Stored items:

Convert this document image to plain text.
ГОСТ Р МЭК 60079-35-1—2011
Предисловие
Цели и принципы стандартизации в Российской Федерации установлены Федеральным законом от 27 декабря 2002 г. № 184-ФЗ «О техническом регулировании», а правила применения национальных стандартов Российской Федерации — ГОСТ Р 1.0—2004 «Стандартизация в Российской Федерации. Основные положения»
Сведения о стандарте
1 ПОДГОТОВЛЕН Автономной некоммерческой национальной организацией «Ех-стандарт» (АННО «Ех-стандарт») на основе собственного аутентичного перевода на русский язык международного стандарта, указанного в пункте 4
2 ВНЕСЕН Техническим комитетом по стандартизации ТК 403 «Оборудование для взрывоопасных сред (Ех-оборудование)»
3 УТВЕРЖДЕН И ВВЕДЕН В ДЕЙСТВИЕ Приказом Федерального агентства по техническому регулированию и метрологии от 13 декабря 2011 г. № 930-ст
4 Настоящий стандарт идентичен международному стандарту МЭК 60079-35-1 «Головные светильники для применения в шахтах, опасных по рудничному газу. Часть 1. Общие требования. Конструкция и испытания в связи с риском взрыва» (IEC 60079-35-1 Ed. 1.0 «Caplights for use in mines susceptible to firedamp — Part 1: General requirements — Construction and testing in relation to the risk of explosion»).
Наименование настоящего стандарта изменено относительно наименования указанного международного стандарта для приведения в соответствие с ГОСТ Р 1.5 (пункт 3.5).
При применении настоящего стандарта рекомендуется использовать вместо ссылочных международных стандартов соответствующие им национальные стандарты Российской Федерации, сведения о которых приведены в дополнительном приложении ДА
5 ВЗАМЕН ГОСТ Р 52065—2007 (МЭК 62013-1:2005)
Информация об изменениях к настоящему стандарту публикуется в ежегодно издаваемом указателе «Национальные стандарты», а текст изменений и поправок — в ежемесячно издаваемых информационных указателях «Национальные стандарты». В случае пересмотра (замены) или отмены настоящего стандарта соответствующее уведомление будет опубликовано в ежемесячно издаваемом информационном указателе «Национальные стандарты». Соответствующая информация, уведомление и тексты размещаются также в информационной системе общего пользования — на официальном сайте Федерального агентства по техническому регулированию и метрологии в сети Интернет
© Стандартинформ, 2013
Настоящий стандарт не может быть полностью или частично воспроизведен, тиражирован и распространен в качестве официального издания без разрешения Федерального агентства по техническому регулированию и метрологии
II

Exercise aim.
Using the listing above, please repeat every entry exactly.

Answer for this exercise.
Convert this document image to plain text.
ГОСТ Р МЭК 60079-35-1—2011
Предисловие
Цели и принципы стандартизации в Российской Федерации установлены Федеральным законом от 27 декабря 2002 г. № 184-ФЗ «О техническом регулировании», а правила применения национальных стандартов Российской Федерации — ГОСТ Р 1.0—2004 «Стандартизация в Российской Федерации. Основные положения»
Сведения о стандарте
1 ПОДГОТОВЛЕН Автономной некоммерческой национальной организацией «Ех-стандарт» (АННО «Ех-стандарт») на основе собственного аутентичного перевода на русский язык международного стандарта, указанного в пункте 4
2 ВНЕСЕН Техническим комитетом по стандартизации ТК 403 «Оборудование для взрывоопасных сред (Ех-оборудование)»
3 УТВЕРЖДЕН И ВВЕДЕН В ДЕЙСТВИЕ Приказом Федерального агентства по техническому регулированию и метрологии от 13 декабря 2011 г. № 930-ст
4 Настоящий стандарт идентичен международному стандарту МЭК 60079-35-1 «Головные светильники для применения в шахтах, опасных по рудничному газу. Часть 1. Общие требования. Конструкция и испытания в связи с риском взрыва» (IEC 60079-35-1 Ed. 1.0 «Caplights for use in mines susceptible to firedamp — Part 1: General requirements — Construction and testing in relation to the risk of explosion»).
Наименование настоящего стандарта изменено относительно наименования указанного международного стандарта для приведения в соответствие с ГОСТ Р 1.5 (пункт 3.5).
При применении настоящего стандарта рекомендуется использовать вместо ссылочных международных стандартов соответствующие им национальные стандарты Российской Федерации, сведения о которых приведены в дополнительном приложении ДА
5 ВЗАМЕН ГОСТ Р 52065—2007 (МЭК 62013-1:2005)
Информация об изменениях к настоящему стандарту публикуется в ежегодно издаваемом указателе «Национальные стандарты», а текст изменений и поправок — в ежемесячно издаваемых информационных указателях «Национальные стандарты». В случае пересмотра (замены) или отмены настоящего стандарта соответствующее уведомление будет опубликовано в ежемесячно издаваемом информационном указателе «Национальные стандарты». Соответствующая информация, уведомление и тексты размещаются также в информационной системе общего пользования — на официальном сайте Федерального агентства по техническому регулированию и метрологии в сети Интернет
© Стандартинформ, 2013
Настоящий стандарт не может быть полностью или частично воспроизведен, тиражирован и распространен в качестве официального издания без разрешения Федерального агентства по техническому регулированию и метрологии
II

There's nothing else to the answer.